--- What to produce ---
Report each line of the data that has "from" somewhere in it.

━━ Information given

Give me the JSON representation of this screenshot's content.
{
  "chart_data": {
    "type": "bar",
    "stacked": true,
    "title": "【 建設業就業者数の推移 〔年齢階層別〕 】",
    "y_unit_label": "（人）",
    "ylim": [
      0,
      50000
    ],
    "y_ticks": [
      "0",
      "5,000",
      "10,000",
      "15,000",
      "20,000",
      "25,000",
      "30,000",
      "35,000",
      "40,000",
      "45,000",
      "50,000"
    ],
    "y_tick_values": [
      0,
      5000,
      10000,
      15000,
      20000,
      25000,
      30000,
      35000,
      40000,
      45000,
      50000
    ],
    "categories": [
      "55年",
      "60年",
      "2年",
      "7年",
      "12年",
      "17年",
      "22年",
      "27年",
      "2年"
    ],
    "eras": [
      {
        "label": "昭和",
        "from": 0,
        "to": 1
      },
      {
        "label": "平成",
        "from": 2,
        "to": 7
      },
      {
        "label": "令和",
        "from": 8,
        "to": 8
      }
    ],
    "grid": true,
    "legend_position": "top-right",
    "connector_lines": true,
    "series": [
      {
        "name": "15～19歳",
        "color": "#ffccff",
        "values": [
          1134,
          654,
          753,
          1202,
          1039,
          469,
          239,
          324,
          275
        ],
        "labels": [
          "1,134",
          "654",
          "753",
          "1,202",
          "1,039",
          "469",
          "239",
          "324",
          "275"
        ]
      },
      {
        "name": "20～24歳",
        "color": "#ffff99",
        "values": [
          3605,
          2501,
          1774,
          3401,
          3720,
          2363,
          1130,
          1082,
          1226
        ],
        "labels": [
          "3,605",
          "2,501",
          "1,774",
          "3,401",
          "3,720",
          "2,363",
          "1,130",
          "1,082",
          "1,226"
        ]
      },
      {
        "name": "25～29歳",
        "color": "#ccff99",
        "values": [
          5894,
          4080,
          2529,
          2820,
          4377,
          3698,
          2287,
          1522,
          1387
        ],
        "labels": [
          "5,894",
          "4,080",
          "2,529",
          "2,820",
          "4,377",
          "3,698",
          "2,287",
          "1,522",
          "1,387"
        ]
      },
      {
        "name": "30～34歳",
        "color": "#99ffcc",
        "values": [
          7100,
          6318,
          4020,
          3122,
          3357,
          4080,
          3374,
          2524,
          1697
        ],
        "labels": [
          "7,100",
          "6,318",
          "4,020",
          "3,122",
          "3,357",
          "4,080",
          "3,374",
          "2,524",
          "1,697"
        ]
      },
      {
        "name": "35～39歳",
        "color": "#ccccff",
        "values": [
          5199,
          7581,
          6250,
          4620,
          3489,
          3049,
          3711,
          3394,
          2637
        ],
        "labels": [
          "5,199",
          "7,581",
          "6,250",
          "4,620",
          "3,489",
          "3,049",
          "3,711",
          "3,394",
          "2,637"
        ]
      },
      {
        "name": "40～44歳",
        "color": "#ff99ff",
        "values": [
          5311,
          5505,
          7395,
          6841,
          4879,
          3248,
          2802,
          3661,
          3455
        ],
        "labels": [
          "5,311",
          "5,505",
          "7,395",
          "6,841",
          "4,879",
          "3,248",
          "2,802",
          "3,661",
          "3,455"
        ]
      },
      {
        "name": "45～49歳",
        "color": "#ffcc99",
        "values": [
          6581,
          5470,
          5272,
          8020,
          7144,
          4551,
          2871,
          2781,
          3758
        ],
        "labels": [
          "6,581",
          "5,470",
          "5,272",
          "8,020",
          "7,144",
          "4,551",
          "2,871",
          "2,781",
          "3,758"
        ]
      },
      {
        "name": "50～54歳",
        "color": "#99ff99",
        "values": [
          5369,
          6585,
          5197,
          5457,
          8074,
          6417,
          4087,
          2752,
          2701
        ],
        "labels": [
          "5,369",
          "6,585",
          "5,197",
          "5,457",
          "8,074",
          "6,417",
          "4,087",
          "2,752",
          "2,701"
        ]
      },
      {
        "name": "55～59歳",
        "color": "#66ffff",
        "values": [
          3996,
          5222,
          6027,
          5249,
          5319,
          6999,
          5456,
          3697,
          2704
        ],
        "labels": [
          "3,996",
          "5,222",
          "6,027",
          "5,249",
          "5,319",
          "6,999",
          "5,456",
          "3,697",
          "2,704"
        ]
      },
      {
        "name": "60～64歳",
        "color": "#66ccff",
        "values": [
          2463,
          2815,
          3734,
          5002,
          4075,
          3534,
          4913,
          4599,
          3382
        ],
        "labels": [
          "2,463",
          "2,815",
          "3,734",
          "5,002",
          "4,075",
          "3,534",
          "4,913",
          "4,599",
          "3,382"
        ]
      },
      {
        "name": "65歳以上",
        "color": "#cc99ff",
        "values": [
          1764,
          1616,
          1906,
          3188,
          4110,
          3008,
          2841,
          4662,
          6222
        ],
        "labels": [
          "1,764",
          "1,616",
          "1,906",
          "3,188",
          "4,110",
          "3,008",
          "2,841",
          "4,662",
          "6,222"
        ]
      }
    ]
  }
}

━━━━
━━ Information given

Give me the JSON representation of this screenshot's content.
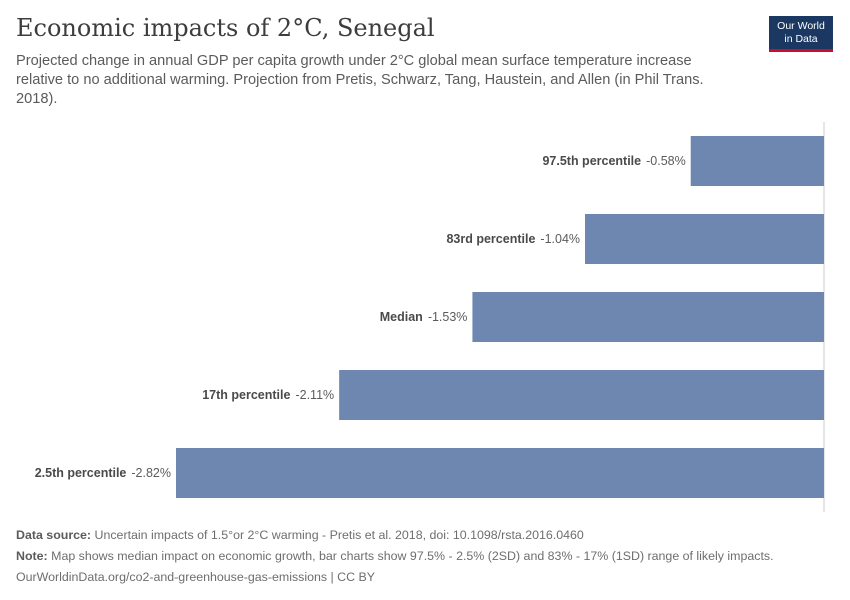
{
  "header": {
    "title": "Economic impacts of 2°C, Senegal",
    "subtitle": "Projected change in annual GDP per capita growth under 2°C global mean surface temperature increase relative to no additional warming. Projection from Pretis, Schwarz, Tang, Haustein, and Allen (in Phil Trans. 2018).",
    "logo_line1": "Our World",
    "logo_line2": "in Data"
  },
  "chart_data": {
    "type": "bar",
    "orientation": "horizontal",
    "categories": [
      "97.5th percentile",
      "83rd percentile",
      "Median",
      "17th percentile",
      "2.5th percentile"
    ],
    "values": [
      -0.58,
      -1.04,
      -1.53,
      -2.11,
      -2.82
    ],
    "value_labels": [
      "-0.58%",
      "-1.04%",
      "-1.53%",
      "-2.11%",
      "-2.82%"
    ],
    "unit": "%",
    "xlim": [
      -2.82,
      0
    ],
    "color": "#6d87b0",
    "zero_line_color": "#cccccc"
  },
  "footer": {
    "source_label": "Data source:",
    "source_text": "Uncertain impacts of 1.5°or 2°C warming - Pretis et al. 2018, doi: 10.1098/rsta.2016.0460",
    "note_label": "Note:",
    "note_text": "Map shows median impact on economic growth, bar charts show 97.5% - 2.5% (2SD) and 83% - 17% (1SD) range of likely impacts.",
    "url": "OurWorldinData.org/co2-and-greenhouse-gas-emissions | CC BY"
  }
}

━━━━

--- Answer for this exercise ---
        "from": 0,
        "from": 2,
        "from": 8,
    "subtitle": "Projected change in annual GDP per capita growth under 2°C global mean surface temperature increase relative to no additional warming. Projection from Pretis, Schwarz, Tang, Haustein, and Allen (in Phil Trans. 2018).",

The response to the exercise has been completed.